▶ **Task requirements**: Give only the count of lines containing "screenshot".

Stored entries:
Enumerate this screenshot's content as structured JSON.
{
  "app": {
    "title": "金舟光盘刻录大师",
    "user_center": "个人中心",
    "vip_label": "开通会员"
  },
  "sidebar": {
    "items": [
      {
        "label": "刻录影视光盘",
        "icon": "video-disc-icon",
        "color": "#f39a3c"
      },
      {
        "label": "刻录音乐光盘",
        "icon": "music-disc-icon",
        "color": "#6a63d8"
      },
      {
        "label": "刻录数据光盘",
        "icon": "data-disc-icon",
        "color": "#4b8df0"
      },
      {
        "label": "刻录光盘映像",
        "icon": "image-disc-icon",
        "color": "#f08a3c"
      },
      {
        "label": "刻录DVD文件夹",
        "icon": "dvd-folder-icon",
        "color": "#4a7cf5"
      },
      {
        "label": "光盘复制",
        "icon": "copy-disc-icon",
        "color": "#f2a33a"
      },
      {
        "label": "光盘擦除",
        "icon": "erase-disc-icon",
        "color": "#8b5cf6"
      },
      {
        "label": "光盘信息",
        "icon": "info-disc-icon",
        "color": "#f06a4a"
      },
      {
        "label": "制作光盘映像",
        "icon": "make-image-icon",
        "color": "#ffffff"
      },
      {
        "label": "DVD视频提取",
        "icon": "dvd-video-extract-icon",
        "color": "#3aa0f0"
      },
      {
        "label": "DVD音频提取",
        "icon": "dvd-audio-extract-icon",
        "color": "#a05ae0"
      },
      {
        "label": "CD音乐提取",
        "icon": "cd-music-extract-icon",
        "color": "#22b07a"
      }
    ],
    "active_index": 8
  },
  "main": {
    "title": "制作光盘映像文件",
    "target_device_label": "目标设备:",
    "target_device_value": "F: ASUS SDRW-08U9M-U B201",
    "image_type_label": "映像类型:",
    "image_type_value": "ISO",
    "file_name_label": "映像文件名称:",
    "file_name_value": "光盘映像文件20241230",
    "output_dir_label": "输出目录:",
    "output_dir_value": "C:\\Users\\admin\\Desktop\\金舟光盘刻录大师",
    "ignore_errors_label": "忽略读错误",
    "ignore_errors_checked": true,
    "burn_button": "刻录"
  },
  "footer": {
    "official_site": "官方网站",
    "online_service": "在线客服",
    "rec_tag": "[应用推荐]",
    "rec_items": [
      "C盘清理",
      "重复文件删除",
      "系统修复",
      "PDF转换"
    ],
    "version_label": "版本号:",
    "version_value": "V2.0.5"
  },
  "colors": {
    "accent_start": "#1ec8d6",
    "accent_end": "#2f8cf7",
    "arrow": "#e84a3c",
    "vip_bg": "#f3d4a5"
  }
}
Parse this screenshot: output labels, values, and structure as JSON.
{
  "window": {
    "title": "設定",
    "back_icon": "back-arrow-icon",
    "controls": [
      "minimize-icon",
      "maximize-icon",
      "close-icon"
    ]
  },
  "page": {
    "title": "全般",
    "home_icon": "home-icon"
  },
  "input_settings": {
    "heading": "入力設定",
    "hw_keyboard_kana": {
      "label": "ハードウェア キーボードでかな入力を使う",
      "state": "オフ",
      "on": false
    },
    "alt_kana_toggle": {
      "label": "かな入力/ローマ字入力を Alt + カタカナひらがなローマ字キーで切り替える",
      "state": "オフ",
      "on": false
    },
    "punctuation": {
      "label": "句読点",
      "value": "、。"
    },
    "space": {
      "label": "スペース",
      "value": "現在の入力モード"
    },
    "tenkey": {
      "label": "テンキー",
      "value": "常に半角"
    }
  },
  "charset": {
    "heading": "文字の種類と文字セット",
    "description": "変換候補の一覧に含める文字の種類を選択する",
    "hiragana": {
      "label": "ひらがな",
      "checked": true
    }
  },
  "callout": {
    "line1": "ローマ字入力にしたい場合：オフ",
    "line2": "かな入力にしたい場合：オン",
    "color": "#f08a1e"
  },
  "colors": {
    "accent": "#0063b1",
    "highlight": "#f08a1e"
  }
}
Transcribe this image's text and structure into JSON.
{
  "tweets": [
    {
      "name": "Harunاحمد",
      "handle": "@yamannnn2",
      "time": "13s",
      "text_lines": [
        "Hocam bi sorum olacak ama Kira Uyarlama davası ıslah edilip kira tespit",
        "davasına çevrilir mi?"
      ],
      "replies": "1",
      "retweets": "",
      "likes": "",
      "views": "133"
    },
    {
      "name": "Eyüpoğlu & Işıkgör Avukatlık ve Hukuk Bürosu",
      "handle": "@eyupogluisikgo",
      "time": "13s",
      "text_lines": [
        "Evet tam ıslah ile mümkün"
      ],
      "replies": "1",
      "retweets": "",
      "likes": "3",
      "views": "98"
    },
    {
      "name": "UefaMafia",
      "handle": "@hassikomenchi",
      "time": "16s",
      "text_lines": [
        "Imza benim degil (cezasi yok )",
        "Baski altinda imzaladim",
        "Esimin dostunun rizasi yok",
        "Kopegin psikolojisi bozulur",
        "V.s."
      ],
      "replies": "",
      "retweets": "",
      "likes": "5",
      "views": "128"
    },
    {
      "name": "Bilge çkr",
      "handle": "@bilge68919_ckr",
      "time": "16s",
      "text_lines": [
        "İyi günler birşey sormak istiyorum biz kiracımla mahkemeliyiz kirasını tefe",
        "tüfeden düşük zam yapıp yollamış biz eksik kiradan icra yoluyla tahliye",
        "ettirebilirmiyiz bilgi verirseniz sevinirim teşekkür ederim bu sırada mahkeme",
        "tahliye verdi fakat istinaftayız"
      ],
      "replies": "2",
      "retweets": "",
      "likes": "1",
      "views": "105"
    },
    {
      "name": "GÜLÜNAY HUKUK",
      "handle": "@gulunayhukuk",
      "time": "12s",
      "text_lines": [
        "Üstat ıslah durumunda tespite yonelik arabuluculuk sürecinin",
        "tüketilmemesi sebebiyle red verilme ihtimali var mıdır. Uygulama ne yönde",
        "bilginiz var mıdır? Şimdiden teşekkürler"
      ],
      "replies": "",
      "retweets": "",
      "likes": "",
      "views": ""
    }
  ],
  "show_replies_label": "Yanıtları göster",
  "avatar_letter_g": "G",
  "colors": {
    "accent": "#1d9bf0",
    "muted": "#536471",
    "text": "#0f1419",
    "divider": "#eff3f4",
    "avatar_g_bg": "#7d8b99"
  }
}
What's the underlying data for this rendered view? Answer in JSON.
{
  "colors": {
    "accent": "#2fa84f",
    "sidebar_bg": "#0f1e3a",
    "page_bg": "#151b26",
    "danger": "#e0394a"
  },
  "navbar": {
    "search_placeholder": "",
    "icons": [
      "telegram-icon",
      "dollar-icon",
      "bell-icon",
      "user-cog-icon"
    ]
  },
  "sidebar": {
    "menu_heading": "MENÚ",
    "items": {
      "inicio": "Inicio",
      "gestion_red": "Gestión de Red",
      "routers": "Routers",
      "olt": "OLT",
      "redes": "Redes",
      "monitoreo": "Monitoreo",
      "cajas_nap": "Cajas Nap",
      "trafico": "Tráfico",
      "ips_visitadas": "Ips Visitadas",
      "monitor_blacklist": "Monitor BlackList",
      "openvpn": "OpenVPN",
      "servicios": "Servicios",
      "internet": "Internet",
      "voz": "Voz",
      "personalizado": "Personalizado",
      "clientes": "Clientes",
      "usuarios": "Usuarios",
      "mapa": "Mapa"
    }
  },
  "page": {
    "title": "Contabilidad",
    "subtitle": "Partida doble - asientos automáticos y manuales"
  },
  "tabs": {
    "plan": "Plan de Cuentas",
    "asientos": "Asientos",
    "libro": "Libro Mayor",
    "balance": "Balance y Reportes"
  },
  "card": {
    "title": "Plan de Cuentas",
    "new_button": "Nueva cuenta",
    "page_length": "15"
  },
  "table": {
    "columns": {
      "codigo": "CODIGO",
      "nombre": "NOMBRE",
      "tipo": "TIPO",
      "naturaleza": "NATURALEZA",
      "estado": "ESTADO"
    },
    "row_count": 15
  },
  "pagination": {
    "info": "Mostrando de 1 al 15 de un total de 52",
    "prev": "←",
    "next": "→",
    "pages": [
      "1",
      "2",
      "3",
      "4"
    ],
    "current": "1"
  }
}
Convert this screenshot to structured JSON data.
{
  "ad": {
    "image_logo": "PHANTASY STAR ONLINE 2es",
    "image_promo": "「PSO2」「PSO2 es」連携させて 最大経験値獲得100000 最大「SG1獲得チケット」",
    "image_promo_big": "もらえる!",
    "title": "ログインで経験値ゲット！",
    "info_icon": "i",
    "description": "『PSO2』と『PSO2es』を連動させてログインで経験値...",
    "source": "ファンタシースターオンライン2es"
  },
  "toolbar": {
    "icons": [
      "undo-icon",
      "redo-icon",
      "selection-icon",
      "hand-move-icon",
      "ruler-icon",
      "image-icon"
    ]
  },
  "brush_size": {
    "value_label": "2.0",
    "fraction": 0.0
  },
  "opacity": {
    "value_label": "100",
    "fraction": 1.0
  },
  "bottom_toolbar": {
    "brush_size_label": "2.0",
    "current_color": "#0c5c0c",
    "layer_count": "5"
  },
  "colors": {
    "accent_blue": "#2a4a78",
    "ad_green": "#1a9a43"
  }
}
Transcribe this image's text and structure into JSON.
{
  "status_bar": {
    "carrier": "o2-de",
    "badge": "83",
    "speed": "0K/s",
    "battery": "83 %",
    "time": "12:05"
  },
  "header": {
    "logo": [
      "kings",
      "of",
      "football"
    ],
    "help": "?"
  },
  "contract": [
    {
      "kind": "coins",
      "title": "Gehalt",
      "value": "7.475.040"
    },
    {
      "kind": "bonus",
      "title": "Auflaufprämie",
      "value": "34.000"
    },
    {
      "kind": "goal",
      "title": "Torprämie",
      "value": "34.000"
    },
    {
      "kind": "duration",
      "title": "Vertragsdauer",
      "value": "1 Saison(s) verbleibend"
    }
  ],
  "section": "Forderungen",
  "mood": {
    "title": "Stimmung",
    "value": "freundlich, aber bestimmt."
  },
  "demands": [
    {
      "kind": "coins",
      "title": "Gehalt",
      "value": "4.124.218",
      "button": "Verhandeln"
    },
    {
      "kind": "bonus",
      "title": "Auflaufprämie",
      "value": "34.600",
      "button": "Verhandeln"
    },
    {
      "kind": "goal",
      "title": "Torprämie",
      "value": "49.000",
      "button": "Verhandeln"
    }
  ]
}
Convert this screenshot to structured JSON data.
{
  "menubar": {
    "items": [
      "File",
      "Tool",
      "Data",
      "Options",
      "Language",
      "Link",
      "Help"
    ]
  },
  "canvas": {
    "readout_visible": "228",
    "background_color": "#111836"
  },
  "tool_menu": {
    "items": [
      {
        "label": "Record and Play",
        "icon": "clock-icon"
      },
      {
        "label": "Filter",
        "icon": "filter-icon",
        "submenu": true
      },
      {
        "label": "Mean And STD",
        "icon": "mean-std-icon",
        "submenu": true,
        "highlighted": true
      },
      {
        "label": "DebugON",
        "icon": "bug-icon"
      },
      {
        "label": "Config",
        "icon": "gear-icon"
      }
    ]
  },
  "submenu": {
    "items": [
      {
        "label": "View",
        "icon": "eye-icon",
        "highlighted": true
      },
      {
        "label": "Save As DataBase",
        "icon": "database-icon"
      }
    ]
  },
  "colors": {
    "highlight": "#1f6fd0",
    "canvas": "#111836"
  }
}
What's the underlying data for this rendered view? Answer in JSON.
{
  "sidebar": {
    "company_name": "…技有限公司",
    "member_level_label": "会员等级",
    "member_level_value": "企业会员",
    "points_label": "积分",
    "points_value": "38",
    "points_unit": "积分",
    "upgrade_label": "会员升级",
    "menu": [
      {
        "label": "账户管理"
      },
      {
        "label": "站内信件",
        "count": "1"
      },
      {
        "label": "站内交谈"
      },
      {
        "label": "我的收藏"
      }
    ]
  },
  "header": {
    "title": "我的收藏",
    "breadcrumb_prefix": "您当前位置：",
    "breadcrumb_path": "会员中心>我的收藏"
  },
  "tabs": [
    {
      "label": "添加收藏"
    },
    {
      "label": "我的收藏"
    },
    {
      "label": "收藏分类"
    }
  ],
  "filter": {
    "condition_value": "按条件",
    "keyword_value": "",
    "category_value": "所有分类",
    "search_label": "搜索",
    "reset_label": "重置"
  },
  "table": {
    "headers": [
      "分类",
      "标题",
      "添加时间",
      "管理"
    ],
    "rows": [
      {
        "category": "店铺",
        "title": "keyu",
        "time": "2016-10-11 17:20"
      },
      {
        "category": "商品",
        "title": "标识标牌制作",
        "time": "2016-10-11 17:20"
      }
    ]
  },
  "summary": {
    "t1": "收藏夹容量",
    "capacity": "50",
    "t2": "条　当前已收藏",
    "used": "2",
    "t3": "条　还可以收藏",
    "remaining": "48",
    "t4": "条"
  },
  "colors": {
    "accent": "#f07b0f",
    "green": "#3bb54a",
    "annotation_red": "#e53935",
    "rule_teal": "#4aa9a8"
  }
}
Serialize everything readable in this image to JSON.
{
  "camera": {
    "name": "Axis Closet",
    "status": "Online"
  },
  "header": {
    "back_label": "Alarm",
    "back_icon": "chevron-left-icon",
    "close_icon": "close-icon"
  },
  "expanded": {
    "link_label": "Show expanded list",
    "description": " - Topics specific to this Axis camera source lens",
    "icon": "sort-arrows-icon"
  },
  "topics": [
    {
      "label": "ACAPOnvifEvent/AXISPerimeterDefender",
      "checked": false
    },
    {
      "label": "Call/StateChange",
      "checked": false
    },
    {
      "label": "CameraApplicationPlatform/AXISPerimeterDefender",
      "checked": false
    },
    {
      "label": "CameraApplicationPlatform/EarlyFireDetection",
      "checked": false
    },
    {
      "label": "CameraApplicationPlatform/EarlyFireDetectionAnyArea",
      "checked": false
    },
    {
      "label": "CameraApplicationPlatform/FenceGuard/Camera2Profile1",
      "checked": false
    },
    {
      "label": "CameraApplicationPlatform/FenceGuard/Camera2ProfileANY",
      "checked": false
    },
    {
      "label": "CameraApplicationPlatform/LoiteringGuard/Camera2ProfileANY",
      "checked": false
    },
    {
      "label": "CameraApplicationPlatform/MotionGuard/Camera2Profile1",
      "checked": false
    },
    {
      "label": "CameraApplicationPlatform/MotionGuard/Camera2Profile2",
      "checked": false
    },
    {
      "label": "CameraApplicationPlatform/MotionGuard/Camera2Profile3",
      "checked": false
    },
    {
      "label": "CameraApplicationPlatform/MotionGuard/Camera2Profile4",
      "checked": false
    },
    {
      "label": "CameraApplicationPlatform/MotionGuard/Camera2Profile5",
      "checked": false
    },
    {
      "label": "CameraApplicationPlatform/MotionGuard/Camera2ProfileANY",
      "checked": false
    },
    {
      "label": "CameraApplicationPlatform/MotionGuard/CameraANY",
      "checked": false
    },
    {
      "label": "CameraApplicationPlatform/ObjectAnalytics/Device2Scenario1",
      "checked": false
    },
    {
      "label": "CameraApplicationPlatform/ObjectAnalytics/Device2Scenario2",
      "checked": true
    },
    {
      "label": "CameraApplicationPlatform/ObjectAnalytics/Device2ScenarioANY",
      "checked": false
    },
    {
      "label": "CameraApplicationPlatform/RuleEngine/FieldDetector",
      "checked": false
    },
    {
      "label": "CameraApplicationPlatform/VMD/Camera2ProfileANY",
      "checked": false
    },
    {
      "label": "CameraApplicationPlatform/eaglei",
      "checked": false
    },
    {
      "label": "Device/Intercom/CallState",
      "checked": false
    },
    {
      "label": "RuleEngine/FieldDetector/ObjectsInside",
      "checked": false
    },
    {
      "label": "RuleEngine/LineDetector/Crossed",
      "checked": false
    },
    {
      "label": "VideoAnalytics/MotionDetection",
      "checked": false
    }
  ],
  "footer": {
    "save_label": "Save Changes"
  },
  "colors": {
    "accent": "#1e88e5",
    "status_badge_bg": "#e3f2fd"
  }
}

▶ **Finished answer**: 4